§ REQUIRED WORK
Every line of the material below must be repeated exactly.

§ SUPPLIED INFORMATION
————
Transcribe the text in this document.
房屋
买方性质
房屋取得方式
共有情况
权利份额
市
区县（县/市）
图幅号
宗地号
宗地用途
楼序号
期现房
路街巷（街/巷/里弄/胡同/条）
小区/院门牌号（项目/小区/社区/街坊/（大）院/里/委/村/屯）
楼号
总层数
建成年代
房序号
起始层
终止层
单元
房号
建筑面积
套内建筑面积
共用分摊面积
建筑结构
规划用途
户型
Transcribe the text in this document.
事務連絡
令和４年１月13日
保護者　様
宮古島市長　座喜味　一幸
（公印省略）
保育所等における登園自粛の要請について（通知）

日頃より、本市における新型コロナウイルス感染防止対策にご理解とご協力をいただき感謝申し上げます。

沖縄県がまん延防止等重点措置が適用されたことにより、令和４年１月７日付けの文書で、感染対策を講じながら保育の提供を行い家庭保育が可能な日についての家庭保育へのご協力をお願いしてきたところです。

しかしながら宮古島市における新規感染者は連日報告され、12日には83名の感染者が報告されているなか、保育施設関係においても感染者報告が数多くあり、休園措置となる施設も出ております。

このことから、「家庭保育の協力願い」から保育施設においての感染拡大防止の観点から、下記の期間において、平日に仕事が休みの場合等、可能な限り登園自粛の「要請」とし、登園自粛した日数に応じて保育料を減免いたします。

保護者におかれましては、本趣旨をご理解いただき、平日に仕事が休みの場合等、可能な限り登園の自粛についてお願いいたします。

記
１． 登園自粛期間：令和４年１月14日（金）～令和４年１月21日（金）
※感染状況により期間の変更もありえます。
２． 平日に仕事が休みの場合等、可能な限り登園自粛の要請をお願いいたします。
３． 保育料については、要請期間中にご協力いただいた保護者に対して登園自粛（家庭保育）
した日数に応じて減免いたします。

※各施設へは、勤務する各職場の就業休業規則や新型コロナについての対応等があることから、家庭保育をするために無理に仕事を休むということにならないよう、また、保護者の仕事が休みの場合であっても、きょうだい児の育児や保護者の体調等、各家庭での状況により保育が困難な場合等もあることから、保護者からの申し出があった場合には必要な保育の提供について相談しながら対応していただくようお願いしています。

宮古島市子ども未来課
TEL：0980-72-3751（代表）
————
§ EXERCISE OUTPUT
Transcribe the text in this document.
房屋
买方性质
房屋取得方式
共有情况
权利份额
市
区县（县/市）
图幅号
宗地号
宗地用途
楼序号
期现房
路街巷（街/巷/里弄/胡同/条）
小区/院门牌号（项目/小区/社区/街坊/（大）院/里/委/村/屯）
楼号
总层数
建成年代
房序号
起始层
终止层
单元
房号
建筑面积
套内建筑面积
共用分摊面积
建筑结构
规划用途
户型
Transcribe the text in this document.
事務連絡
令和４年１月13日
保護者　様
宮古島市長　座喜味　一幸
（公印省略）
保育所等における登園自粛の要請について（通知）

日頃より、本市における新型コロナウイルス感染防止対策にご理解とご協力をいただき感謝申し上げます。

沖縄県がまん延防止等重点措置が適用されたことにより、令和４年１月７日付けの文書で、感染対策を講じながら保育の提供を行い家庭保育が可能な日についての家庭保育へのご協力をお願いしてきたところです。

しかしながら宮古島市における新規感染者は連日報告され、12日には83名の感染者が報告されているなか、保育施設関係においても感染者報告が数多くあり、休園措置となる施設も出ております。

このことから、「家庭保育の協力願い」から保育施設においての感染拡大防止の観点から、下記の期間において、平日に仕事が休みの場合等、可能な限り登園自粛の「要請」とし、登園自粛した日数に応じて保育料を減免いたします。

保護者におかれましては、本趣旨をご理解いただき、平日に仕事が休みの場合等、可能な限り登園の自粛についてお願いいたします。

記
１． 登園自粛期間：令和４年１月14日（金）～令和４年１月21日（金）
※感染状況により期間の変更もありえます。
２． 平日に仕事が休みの場合等、可能な限り登園自粛の要請をお願いいたします。
３． 保育料については、要請期間中にご協力いただいた保護者に対して登園自粛（家庭保育）
した日数に応じて減免いたします。

※各施設へは、勤務する各職場の就業休業規則や新型コロナについての対応等があることから、家庭保育をするために無理に仕事を休むということにならないよう、また、保護者の仕事が休みの場合であっても、きょうだい児の育児や保護者の体調等、各家庭での状況により保育が困難な場合等もあることから、保護者からの申し出があった場合には必要な保育の提供について相談しながら対応していただくようお願いしています。

宮古島市子ども未来課
TEL：0980-72-3751（代表）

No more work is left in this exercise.